• _Task prompt_
Find the word "title" in the listing; pull out each line holding it.

#### Available records

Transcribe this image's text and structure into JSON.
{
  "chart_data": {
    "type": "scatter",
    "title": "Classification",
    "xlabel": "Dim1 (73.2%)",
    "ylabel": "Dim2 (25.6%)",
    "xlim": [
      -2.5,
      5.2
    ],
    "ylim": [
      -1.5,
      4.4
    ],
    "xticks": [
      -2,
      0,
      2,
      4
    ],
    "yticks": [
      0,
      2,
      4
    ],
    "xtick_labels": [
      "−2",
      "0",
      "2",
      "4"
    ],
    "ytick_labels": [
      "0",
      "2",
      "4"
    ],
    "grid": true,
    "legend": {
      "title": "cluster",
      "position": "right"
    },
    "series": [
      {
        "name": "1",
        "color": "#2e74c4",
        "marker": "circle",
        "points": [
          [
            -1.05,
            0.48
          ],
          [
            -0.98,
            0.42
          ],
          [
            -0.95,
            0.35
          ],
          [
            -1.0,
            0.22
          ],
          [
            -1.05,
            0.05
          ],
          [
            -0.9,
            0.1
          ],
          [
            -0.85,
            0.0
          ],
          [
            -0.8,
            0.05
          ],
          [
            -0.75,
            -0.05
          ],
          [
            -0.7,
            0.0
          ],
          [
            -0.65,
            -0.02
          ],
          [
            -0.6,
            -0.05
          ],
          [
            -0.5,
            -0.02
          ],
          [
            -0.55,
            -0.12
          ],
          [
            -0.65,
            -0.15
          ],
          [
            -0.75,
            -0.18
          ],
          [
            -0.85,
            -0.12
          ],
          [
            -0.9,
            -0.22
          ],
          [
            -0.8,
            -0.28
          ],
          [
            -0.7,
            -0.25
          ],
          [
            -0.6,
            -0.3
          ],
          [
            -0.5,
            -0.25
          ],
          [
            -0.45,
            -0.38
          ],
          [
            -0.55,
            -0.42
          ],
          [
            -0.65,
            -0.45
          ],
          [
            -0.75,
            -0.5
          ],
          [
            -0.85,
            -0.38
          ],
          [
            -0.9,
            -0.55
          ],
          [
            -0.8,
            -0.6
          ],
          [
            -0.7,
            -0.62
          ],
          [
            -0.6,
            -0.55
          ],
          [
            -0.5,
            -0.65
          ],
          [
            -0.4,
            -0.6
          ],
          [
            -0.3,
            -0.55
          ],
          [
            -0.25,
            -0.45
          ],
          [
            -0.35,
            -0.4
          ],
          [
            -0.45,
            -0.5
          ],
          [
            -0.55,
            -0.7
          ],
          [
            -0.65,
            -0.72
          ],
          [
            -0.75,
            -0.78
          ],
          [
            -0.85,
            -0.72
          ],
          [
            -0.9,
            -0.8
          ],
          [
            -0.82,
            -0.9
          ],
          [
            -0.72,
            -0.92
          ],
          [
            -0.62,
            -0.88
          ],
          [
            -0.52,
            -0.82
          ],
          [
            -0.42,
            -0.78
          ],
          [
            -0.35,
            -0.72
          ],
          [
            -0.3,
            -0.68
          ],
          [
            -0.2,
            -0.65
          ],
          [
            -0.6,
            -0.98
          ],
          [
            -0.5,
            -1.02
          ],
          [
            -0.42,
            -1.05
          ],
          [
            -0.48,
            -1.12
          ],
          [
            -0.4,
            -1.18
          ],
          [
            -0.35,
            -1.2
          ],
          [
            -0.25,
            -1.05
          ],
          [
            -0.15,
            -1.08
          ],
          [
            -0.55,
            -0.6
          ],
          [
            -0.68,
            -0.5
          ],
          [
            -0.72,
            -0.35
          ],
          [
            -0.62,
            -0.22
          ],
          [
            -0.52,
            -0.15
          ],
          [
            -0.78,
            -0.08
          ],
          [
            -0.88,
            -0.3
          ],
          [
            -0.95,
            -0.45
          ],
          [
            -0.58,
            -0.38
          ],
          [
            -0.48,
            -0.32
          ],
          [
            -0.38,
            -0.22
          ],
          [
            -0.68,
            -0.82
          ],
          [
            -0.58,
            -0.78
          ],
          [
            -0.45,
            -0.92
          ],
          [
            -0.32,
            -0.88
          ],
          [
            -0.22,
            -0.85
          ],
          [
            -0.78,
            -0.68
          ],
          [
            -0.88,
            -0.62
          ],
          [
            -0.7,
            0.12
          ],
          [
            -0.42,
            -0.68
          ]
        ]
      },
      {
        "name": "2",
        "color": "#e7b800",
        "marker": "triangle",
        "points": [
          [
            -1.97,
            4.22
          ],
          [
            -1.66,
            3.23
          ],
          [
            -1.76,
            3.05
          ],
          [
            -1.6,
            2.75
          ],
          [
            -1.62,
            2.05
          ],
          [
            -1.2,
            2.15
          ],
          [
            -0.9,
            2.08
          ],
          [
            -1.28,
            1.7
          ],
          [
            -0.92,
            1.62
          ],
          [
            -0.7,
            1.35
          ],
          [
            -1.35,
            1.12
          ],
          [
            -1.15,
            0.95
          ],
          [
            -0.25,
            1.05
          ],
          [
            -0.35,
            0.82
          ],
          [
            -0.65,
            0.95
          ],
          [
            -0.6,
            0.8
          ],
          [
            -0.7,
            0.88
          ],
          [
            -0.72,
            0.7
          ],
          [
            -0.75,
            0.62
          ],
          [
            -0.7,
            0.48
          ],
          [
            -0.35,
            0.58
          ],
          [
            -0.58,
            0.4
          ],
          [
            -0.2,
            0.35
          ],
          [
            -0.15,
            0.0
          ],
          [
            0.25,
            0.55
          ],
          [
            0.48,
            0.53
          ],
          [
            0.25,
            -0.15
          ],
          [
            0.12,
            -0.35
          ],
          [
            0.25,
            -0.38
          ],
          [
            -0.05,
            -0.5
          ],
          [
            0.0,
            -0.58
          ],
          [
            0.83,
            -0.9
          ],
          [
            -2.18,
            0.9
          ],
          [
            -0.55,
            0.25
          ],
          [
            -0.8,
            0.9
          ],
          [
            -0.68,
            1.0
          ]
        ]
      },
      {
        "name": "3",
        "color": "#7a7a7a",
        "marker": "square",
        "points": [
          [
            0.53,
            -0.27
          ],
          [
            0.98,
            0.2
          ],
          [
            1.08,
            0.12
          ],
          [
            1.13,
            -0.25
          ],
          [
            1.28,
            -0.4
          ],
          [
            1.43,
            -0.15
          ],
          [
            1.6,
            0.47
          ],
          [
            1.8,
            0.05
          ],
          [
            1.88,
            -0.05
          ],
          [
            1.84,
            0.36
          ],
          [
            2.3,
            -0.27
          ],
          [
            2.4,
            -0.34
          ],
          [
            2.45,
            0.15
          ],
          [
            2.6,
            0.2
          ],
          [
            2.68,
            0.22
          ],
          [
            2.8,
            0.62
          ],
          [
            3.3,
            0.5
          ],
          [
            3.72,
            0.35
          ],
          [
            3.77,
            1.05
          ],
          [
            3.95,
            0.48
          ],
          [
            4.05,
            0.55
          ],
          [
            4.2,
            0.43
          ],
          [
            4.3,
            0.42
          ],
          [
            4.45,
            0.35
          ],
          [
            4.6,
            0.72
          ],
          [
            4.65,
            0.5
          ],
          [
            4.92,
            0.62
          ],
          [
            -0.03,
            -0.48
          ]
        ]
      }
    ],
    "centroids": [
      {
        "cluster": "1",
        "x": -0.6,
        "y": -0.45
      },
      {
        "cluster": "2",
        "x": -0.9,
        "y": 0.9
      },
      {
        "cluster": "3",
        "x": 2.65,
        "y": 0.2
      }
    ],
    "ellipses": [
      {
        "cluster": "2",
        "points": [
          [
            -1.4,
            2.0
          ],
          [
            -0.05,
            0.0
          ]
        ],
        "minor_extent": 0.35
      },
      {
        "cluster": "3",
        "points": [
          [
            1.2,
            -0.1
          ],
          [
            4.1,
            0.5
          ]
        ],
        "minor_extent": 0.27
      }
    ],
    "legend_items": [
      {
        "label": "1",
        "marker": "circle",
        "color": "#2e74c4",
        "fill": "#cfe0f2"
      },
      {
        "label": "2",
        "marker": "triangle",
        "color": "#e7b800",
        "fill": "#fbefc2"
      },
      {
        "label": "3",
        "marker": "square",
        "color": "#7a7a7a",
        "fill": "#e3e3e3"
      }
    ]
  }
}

########

• _Reply_
    "title": "Classification",
      "title": "cluster",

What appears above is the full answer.